As I've learned in the Big Book and at meetings, it's not a moral decision or a question of ethics. It's truly being powerless over something that offers immediate gratification and escape. And it also ruins lives. Finding strength and getting the right kind of help puts us on the road to getting that power, and ourselves, back.

I've used the words "we" and "us" alot. For everytime I did that, you can substitute it with an "I". This isn't an unusual story for addicts, though. What I've discovered about myself in the first step has made me a stronger, more self-aware individual.

Short Meetings and Busy Days

Just came out of the Mustard Seed. It was a 17 minute meeting. Weren't many there. Just a handful of us regulars. Someone asked me if it was worth the walk. I answered, "Yeah. It was worth it. I needed to be there." And it was. Just sitting there for that short amount of time helped center me. Plus I have a men's group tonight.

This wont be a long post. Busy day. I have my sponsor to meet, some second job searchin', and of course that later meeting. Will post about the rest of my day after that.

At Mustard Seed we talked about how sticking to the program has not only kept us from drinking, but has also enriched our lives. I've been keeping my nose to the grindstone and it has helped me in ways no one can imagine. I have a two month chip coming up next week. I also have my life back. Almost..... but I'm working on that. It's enriched so many of my relationships too, and I thank God for that. Hopefully it's enriching the most important one as well, but I can't be there to see it. Or talk about it.

I have my ups and downs, but things are going very well. And I am thankful.

Monday, November 7, 2011

The Gods of Sobriety

Had an awesome meeting. It was the 12&12 group. We read a chapter about one of the steps and then shared about it. Tonight was the 3rd Step.

Made a decision to turn our will and our lives over to the care
of God as we understood Him.

I was the first person to share. There was a time when I would have said, "Hold on. I'm not turning my will over to anyone or anything." Lately, though, I've been opening myself up to that higher power. Especially after my hold-up experience, because I honestly feel that there was divine intervention at work. I've rediscovered prayer too. Slowly. I'm excited to explore my spirituality further and develop that relationship.

Excerpts from a layout annotation set
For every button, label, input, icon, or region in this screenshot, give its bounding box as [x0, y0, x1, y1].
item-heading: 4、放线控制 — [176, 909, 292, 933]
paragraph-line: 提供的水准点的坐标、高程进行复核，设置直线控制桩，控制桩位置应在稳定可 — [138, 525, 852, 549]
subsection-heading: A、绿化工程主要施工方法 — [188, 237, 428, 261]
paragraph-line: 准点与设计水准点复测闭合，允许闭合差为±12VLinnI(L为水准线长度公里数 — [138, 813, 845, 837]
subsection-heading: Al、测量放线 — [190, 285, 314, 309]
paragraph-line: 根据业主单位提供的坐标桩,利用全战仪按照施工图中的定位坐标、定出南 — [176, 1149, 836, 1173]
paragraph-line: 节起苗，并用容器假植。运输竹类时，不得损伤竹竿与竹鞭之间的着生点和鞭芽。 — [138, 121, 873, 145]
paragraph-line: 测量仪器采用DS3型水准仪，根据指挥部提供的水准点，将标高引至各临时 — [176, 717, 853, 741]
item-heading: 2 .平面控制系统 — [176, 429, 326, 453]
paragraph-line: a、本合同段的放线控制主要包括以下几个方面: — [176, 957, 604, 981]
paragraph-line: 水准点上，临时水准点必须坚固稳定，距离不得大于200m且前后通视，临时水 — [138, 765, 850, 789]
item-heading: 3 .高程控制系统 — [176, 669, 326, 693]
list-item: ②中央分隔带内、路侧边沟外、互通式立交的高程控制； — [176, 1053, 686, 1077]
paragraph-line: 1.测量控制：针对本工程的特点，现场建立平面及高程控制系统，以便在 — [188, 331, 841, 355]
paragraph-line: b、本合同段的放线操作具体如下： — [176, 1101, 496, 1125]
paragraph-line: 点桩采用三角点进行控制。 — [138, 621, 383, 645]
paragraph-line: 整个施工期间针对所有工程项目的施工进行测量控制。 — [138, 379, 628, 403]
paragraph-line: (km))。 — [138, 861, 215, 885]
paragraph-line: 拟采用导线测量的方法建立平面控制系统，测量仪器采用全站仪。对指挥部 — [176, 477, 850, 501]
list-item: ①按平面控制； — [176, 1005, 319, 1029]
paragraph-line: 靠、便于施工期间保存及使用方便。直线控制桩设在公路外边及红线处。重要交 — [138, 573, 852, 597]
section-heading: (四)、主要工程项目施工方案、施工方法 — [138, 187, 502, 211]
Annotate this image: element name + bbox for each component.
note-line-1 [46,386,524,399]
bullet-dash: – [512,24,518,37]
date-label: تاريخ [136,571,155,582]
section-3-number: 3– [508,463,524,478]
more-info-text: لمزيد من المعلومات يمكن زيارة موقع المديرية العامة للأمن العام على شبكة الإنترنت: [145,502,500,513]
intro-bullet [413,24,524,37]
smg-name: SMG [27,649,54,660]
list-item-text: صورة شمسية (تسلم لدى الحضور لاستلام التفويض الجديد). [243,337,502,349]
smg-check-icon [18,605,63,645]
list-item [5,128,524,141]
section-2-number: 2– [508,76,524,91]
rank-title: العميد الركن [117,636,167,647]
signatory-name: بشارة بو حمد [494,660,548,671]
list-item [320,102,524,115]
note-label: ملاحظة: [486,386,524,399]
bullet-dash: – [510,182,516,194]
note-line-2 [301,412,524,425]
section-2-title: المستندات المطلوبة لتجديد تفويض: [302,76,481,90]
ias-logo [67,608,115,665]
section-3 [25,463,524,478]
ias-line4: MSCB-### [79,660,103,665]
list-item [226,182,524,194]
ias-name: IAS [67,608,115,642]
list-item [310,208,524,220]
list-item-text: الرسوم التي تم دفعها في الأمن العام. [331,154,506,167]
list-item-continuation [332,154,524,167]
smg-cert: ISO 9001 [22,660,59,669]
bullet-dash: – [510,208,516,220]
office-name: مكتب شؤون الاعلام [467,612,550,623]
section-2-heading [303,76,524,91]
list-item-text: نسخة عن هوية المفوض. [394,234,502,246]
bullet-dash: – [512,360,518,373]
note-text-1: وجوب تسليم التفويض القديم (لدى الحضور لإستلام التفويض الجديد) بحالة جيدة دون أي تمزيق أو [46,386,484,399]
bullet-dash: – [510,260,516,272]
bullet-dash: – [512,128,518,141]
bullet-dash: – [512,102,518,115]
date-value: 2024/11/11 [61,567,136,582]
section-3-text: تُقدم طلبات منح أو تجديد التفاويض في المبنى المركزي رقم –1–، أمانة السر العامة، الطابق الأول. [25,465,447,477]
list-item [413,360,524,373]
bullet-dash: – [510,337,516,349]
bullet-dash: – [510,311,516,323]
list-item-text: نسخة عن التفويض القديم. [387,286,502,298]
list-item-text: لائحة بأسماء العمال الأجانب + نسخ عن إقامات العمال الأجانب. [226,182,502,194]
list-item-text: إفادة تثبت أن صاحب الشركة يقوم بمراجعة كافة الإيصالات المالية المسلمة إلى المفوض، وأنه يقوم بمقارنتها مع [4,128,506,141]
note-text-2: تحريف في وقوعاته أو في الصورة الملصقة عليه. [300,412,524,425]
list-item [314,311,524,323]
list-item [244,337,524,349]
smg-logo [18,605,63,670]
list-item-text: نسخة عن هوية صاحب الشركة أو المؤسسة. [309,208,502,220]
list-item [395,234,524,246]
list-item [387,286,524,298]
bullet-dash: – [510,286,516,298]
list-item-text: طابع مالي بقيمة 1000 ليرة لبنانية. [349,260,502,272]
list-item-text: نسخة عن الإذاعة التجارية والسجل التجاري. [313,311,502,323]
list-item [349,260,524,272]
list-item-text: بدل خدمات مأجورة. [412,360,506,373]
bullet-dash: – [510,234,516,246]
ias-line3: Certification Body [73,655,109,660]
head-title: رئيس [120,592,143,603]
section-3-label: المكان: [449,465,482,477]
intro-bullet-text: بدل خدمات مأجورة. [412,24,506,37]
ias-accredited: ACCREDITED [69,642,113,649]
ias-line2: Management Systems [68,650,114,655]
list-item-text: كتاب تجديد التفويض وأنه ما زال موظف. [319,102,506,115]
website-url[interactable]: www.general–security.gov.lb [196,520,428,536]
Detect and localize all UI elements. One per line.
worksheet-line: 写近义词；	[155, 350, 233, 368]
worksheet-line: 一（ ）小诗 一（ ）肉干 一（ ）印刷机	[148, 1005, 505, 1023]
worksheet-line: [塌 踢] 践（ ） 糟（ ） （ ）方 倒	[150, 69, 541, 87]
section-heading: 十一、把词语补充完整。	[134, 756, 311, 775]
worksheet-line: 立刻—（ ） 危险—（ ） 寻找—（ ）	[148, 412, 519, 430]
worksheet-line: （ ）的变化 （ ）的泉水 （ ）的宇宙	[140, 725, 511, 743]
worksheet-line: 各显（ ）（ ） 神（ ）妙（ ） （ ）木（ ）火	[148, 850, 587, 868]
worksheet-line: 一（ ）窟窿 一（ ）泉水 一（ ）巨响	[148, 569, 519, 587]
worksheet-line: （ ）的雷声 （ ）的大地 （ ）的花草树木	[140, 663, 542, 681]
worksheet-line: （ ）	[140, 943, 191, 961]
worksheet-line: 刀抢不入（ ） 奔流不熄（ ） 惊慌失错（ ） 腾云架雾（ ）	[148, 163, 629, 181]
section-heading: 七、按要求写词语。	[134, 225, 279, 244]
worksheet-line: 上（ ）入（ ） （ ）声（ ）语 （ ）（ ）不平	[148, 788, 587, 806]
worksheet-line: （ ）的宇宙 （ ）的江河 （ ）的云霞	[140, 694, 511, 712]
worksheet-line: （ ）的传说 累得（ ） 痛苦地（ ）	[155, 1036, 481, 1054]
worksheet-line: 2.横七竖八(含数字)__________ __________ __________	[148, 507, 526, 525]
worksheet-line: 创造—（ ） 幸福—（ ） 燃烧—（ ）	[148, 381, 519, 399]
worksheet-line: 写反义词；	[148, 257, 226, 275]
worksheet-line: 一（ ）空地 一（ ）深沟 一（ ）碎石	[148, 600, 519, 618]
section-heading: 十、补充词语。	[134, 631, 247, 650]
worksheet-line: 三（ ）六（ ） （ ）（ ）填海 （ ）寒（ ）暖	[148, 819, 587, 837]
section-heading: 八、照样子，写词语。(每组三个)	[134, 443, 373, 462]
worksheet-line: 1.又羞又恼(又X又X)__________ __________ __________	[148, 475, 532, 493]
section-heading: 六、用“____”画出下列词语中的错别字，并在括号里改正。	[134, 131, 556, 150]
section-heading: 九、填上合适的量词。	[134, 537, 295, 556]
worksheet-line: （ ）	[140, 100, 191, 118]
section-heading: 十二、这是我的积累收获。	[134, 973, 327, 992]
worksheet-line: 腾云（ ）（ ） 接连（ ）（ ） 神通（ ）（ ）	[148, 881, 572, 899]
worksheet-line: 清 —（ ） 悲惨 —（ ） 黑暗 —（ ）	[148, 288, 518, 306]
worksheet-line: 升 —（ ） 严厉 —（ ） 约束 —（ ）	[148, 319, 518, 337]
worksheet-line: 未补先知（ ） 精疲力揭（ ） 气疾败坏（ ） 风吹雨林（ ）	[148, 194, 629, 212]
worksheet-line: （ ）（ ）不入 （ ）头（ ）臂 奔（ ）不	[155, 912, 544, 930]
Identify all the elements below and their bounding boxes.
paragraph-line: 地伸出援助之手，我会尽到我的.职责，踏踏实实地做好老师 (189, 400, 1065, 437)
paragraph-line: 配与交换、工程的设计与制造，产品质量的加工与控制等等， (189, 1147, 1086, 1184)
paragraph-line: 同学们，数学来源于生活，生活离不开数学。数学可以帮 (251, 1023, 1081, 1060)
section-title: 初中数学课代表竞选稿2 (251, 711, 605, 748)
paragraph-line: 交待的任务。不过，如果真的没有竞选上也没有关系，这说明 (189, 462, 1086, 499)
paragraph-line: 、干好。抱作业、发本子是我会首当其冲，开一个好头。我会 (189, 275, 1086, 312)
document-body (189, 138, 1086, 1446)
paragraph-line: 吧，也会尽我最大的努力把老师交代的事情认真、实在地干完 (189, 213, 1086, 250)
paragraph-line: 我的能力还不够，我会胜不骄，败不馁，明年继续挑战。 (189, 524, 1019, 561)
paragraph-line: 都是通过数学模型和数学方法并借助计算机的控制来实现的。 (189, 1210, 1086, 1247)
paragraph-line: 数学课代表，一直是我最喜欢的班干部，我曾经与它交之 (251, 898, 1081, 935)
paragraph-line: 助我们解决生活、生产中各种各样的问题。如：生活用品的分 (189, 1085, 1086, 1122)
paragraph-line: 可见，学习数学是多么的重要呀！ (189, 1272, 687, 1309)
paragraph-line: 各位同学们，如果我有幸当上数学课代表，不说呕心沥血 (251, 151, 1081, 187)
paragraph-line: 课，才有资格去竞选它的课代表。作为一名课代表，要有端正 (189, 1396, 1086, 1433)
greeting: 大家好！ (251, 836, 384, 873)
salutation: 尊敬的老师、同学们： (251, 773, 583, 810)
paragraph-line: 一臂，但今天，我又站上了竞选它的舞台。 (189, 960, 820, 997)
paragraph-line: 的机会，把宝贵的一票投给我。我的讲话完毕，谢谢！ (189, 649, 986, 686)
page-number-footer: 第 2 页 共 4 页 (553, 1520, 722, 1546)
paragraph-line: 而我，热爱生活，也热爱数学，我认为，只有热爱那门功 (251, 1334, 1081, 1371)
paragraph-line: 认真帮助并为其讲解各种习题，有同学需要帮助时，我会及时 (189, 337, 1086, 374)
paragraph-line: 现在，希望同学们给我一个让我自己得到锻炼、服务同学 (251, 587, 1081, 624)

**EXERCISE**
Continue the sobriety blog from the point where it stops. The listing has no connection to the sobriety blog.

**EXERCISE OUTPUT**
That step, I think, sometimes scares off potentially recovering addicts because they view it as trying to get you into religion. Not at all. "Higher Power" is now used more often. A guiding force in your life that is stronger than you. Krishna, Allah, Shiva, Odin.... Zeus. They sometimes say in meetings that even a doorknob would work. I don't buy that one. I know a lady who is about to start using her ancestors as a higher power. I'll stick to God as I understand him. And I will be working to understand him.

Anyways.... I know I posted an entry just a few hours ago. Wanted to write a bit about what I picked up in my meeting, though.

And I finally have a Sunday off, so I will be attending church.

The Real World and True Protection

Hi. I'm Jay and I like hanging out in coffee shops.

I was talking to a co-worker today about why I seem a bit moody. I explained to her that I'm currently tackling all kinds of problems that I once avoided with alcohol or just shutting down altogether. She seemed to understand immediately and said, "Well welcome to the real world. It's a mother f@%&*er." That gave me a much needed laugh. I'll never forget that. Matter of fact, I may share the encounter at my meeting tonight.

Now then. There's something I need to address. There's an aspect of my recovery and my role in someone else's life that I haven't been working to my full potential. I have someone very special out there that I still haven't been showing the proper love and respect to. I've been so wrapped up in my own feelings and insecurities that I haven't been providing the kind of protection that she deserves. It's a selfish thing not to take into account her pain as well. I've been saying that I'm here to give her whatever she needs, and the thing she needs most is time. I'm sorry, Cupcake. If I say that I'll do anything it takes to make sure you have what you need, I'm going to have to clear the wax out of my ears so I can hear what you are clearly telling me you need.

I'll write more after my meeting. Need to call my sponsor and finish my orange juice before time to leave. Laterz. With a "z" for emphasis.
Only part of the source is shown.